Pull out every line below holding the word "text".

Part of a data file
####################

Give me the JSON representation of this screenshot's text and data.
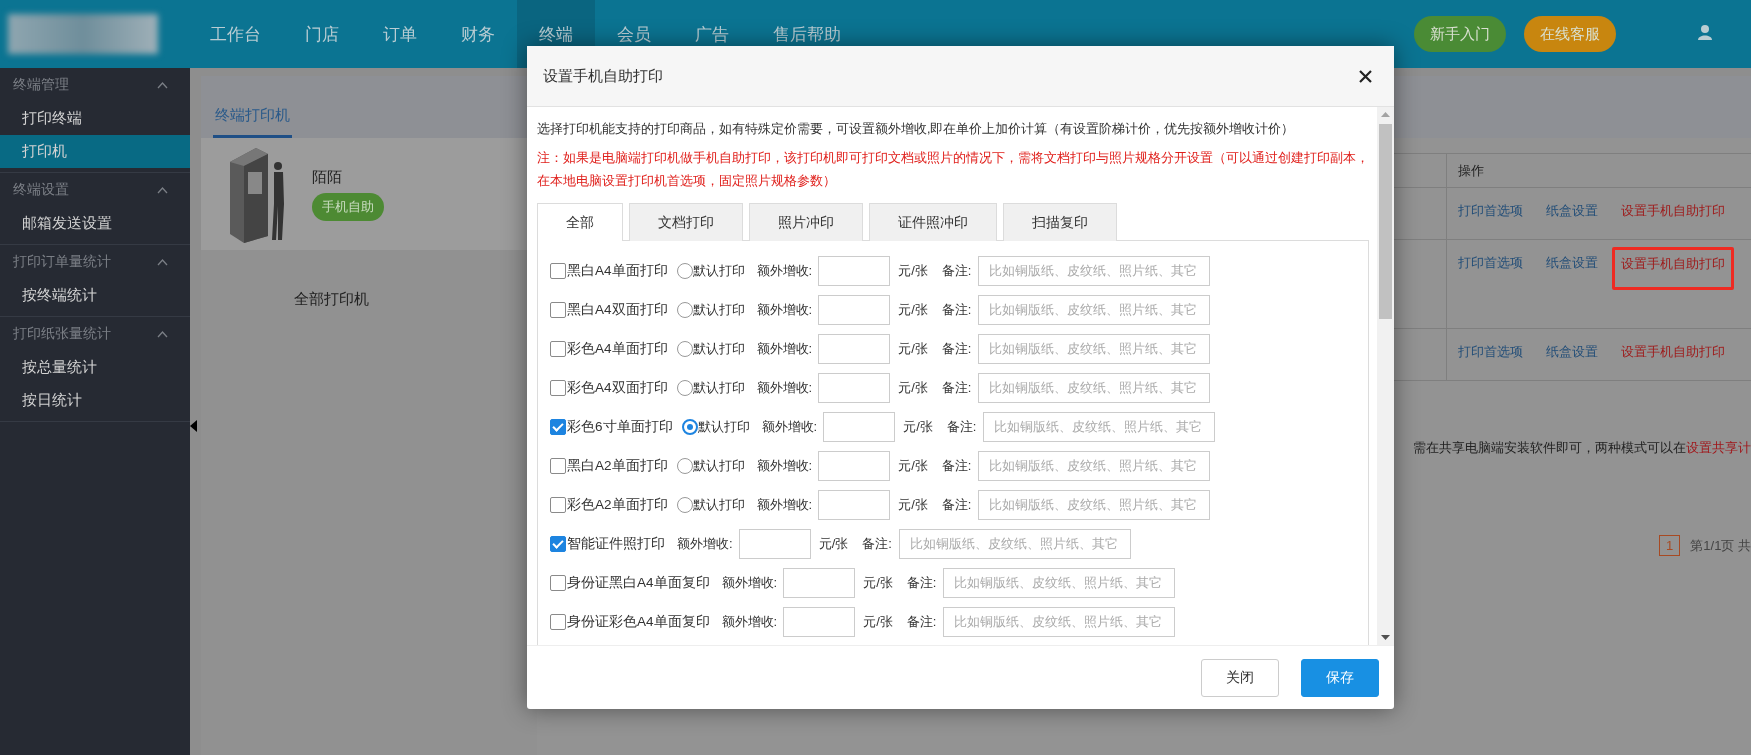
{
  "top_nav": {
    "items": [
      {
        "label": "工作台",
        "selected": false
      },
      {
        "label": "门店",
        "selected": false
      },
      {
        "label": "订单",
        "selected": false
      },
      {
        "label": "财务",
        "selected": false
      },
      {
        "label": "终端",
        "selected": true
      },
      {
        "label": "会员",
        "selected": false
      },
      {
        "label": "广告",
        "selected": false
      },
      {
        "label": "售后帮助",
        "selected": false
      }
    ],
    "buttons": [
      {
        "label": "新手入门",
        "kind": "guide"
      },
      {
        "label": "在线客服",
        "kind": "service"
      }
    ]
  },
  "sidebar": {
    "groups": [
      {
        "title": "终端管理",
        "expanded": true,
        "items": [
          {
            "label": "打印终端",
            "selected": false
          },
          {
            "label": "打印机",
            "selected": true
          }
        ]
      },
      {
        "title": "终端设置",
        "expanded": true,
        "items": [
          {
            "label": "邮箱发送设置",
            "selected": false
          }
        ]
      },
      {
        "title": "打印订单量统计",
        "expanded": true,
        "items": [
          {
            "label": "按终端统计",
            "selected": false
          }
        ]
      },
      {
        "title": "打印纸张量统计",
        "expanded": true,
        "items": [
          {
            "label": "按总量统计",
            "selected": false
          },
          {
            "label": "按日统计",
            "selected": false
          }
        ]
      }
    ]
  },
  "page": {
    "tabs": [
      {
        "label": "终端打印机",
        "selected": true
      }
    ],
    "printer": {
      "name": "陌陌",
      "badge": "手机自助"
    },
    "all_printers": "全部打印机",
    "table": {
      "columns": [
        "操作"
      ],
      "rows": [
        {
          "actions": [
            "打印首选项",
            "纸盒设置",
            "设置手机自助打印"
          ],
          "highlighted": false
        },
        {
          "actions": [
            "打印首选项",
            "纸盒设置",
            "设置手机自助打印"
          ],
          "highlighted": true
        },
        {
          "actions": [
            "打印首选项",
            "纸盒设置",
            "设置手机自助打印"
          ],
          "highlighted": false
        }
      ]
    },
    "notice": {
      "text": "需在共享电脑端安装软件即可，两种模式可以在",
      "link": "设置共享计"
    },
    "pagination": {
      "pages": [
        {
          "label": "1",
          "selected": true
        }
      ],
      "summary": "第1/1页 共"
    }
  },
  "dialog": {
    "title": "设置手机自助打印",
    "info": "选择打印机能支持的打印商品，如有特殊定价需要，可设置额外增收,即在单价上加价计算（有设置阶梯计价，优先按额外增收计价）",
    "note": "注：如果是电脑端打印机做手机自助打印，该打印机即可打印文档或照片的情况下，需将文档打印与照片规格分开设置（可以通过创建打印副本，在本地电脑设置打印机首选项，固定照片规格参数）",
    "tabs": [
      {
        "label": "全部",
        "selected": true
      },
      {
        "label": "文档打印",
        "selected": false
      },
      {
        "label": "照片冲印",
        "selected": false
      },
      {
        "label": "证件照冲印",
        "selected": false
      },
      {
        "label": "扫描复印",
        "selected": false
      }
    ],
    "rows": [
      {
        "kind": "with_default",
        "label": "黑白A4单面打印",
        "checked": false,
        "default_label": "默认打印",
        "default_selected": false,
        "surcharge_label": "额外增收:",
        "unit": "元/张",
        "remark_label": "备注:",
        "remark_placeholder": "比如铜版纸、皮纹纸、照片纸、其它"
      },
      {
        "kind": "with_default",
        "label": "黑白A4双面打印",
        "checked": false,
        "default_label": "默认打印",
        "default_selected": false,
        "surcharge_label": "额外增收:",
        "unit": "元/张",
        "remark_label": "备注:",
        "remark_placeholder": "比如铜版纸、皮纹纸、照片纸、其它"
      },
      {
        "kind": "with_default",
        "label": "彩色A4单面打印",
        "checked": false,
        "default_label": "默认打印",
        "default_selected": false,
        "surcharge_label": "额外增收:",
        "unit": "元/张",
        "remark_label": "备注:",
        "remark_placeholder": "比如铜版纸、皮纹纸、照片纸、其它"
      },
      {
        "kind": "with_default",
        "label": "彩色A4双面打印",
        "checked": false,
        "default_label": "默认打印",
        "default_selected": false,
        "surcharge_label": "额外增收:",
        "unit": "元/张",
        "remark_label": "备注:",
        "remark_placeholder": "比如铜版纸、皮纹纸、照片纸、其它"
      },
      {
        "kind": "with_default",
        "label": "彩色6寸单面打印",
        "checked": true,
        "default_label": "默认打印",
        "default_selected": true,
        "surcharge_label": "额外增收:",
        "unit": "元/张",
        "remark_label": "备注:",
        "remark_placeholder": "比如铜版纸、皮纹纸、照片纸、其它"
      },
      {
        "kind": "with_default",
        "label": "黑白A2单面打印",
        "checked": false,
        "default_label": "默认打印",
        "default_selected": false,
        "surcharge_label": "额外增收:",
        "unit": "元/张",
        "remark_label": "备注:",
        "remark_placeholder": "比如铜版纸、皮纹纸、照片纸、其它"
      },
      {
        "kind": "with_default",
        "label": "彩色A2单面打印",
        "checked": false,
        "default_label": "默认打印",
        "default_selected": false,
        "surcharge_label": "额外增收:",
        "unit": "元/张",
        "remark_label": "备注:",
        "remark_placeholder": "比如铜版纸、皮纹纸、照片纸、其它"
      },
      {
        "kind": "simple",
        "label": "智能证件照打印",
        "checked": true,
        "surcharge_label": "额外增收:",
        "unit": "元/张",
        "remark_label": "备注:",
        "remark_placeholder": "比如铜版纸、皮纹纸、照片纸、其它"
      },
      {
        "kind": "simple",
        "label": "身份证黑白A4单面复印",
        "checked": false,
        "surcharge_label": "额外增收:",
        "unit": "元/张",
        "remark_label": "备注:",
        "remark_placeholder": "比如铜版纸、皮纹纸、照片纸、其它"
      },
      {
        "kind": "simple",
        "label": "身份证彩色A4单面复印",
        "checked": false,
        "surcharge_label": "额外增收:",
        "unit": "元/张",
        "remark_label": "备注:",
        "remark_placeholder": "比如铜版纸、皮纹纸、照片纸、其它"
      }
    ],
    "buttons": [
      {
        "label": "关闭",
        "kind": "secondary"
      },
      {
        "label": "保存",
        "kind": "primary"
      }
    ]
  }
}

####################

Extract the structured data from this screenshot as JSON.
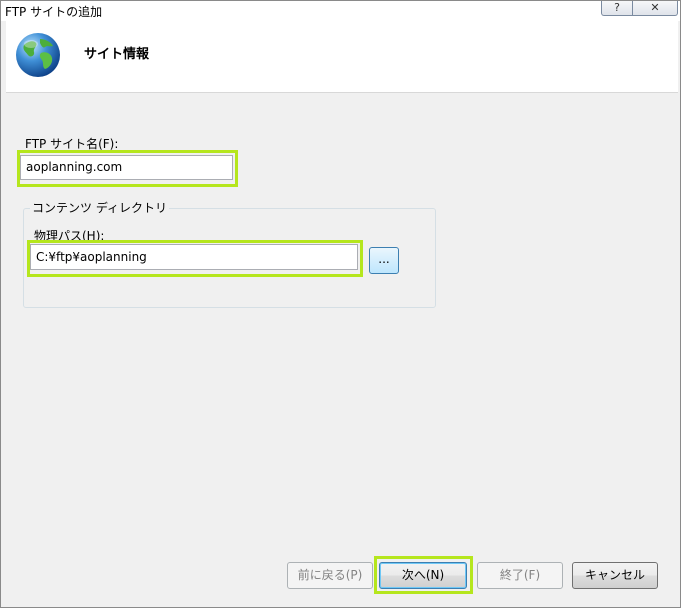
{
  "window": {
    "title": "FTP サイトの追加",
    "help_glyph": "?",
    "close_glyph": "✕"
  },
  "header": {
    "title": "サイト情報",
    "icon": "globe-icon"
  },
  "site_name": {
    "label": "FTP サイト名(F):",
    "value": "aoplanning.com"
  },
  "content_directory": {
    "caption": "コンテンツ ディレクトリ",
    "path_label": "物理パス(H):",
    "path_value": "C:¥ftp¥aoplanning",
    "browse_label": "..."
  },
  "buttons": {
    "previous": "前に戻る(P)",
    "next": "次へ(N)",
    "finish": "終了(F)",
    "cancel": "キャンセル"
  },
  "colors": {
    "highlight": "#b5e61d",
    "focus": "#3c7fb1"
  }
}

####################

■ **Right answer**
Give me the JSON representation of this screenshot's text and data.
      "text": "需在共享电脑端安装软件即可，两种模式可以在",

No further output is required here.